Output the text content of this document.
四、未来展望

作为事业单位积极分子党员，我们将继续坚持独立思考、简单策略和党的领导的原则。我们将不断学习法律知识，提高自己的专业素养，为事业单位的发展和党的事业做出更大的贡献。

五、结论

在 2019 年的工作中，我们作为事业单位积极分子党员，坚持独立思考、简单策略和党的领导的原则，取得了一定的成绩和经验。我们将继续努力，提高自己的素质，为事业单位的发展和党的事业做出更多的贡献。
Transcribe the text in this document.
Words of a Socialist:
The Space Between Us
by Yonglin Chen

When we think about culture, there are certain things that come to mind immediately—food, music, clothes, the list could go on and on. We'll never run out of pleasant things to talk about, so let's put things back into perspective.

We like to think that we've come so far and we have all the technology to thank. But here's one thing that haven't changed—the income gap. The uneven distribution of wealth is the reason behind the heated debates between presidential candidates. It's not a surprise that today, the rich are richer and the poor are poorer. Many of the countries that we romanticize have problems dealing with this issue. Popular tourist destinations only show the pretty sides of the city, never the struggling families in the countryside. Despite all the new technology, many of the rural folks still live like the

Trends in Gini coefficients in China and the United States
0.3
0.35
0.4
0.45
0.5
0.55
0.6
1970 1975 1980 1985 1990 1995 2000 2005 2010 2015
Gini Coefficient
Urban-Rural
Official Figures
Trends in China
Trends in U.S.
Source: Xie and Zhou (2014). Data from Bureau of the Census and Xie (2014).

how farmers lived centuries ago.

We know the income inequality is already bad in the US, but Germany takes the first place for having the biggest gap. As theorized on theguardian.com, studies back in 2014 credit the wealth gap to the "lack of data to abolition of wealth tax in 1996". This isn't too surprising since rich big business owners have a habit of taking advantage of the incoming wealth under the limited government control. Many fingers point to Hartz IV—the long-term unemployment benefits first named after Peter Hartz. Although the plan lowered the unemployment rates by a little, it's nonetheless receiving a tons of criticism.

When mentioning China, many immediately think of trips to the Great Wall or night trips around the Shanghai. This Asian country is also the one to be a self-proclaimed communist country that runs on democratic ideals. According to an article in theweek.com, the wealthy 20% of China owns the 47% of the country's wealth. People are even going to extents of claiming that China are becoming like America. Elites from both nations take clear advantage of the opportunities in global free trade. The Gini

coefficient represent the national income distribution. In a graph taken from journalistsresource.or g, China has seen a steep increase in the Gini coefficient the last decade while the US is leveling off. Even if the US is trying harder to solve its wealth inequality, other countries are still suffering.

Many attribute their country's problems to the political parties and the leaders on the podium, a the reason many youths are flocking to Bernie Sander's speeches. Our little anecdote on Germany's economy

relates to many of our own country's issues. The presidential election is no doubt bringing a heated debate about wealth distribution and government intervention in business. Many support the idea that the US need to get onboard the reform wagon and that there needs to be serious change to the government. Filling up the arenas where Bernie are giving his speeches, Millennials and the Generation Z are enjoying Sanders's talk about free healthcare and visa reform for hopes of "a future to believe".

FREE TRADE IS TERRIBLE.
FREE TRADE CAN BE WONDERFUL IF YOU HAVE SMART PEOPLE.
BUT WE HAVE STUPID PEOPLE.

# AIM:
Output each entry precisely as given.

# EXERCISE ANSWER:
Output the text content of this document.
四、未来展望

作为事业单位积极分子党员，我们将继续坚持独立思考、简单策略和党的领导的原则。我们将不断学习法律知识，提高自己的专业素养，为事业单位的发展和党的事业做出更大的贡献。

五、结论

在 2019 年的工作中，我们作为事业单位积极分子党员，坚持独立思考、简单策略和党的领导的原则，取得了一定的成绩和经验。我们将继续努力，提高自己的素质，为事业单位的发展和党的事业做出更多的贡献。
Transcribe the text in this document.
Words of a Socialist:
The Space Between Us
by Yonglin Chen

When we think about culture, there are certain things that come to mind immediately—food, music, clothes, the list could go on and on. We'll never run out of pleasant things to talk about, so let's put things back into perspective.

We like to think that we've come so far and we have all the technology to thank. But here's one thing that haven't changed—the income gap. The uneven distribution of wealth is the reason behind the heated debates between presidential candidates. It's not a surprise that today, the rich are richer and the poor are poorer. Many of the countries that we romanticize have problems dealing with this issue. Popular tourist destinations only show the pretty sides of the city, never the struggling families in the countryside. Despite all the new technology, many of the rural folks still live like the

Trends in Gini coefficients in China and the United States
0.3
0.35
0.4
0.45
0.5
0.55
0.6
1970 1975 1980 1985 1990 1995 2000 2005 2010 2015
Gini Coefficient
Urban-Rural
Official Figures
Trends in China
Trends in U.S.
Source: Xie and Zhou (2014). Data from Bureau of the Census and Xie (2014).

how farmers lived centuries ago.

We know the income inequality is already bad in the US, but Germany takes the first place for having the biggest gap. As theorized on theguardian.com, studies back in 2014 credit the wealth gap to the "lack of data to abolition of wealth tax in 1996". This isn't too surprising since rich big business owners have a habit of taking advantage of the incoming wealth under the limited government control. Many fingers point to Hartz IV—the long-term unemployment benefits first named after Peter Hartz. Although the plan lowered the unemployment rates by a little, it's nonetheless receiving a tons of criticism.

When mentioning China, many immediately think of trips to the Great Wall or night trips around the Shanghai. This Asian country is also the one to be a self-proclaimed communist country that runs on democratic ideals. According to an article in theweek.com, the wealthy 20% of China owns the 47% of the country's wealth. People are even going to extents of claiming that China are becoming like America. Elites from both nations take clear advantage of the opportunities in global free trade. The Gini

coefficient represent the national income distribution. In a graph taken from journalistsresource.or g, China has seen a steep increase in the Gini coefficient the last decade while the US is leveling off. Even if the US is trying harder to solve its wealth inequality, other countries are still suffering.

Many attribute their country's problems to the political parties and the leaders on the podium, a the reason many youths are flocking to Bernie Sander's speeches. Our little anecdote on Germany's economy

relates to many of our own country's issues. The presidential election is no doubt bringing a heated debate about wealth distribution and government intervention in business. Many support the idea that the US need to get onboard the reform wagon and that there needs to be serious change to the government. Filling up the arenas where Bernie are giving his speeches, Millennials and the Generation Z are enjoying Sanders's talk about free healthcare and visa reform for hopes of "a future to believe".

FREE TRADE IS TERRIBLE.
FREE TRADE CAN BE WONDERFUL IF YOU HAVE SMART PEOPLE.
BUT WE HAVE STUPID PEOPLE.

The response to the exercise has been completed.